-- Description of the task --
Check the listing below line by line and report how many lines hold "Distortion", with no other words.

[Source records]
************
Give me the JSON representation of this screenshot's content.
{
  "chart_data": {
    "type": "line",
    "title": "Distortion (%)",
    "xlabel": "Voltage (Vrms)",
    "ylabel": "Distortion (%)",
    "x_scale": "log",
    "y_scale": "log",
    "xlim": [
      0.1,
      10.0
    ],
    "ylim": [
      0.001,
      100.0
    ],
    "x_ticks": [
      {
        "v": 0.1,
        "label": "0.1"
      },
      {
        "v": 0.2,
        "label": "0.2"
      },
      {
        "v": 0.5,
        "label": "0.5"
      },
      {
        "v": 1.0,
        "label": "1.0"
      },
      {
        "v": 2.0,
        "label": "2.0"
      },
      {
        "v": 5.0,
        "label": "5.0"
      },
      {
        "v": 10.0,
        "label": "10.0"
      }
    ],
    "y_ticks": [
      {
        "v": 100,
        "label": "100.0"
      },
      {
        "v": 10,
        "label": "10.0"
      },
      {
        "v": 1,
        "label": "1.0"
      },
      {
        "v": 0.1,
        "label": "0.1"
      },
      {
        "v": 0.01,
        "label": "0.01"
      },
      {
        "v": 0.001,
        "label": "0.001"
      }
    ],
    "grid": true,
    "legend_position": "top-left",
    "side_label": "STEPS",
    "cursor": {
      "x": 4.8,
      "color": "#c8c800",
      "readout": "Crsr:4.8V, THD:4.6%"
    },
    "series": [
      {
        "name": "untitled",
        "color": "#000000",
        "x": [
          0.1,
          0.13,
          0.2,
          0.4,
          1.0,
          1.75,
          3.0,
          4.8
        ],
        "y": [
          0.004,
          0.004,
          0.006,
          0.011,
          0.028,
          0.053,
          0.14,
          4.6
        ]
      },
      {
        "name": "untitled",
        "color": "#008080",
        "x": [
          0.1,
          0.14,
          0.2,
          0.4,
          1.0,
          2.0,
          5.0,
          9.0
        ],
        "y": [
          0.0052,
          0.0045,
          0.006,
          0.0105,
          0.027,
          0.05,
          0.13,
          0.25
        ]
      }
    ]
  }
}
************
-- Reply --
2